§ WHAT THE EXERCISE ASKS
Determine how many lines hold "structure" and give only that number.

Entries taken from a collection
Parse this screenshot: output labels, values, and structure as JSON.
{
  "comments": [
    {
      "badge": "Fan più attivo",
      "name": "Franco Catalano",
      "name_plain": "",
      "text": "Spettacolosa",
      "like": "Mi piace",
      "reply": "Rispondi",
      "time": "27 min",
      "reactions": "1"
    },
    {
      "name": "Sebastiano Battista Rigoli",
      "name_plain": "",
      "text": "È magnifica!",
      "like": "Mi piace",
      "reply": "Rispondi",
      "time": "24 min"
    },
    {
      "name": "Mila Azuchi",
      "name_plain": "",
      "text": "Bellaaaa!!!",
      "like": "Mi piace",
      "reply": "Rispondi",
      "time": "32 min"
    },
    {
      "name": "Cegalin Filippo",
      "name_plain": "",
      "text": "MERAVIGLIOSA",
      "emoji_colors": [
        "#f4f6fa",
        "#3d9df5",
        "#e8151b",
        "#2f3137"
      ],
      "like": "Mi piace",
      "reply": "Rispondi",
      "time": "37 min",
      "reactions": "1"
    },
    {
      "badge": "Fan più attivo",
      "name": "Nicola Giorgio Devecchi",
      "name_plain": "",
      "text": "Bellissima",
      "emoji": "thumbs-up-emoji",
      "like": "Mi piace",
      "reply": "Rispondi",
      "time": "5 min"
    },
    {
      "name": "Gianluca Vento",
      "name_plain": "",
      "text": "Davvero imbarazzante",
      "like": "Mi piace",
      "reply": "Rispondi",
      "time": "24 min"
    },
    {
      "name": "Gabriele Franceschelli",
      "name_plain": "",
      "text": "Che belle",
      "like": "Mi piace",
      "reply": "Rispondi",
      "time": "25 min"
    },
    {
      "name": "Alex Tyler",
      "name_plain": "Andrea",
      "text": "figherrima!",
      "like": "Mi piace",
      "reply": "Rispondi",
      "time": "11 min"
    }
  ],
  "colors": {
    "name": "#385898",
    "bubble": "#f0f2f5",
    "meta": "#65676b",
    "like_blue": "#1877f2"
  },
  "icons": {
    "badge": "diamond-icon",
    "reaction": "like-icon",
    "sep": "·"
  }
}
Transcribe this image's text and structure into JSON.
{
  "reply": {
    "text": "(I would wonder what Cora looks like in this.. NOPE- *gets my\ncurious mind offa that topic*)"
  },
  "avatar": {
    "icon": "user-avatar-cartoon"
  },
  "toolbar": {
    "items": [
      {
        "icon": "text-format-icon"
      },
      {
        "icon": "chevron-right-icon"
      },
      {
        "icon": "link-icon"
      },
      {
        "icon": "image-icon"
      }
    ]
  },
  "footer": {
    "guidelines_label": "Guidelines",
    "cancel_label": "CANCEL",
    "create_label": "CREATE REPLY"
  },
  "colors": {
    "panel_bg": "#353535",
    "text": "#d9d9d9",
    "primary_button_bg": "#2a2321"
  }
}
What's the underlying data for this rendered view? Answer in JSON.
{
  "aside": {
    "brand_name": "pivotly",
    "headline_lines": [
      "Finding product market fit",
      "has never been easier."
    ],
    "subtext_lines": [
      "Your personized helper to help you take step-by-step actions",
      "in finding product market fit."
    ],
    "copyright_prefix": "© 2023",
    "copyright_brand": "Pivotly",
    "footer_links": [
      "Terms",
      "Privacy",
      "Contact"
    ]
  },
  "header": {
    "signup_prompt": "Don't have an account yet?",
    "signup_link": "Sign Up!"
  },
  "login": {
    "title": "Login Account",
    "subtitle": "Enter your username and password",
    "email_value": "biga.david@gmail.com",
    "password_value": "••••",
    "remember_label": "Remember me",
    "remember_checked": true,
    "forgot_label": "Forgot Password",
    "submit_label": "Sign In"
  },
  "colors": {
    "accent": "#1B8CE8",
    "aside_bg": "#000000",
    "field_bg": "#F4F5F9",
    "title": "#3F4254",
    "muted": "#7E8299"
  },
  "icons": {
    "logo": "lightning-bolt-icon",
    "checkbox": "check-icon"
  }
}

§ THE RESPONSE
2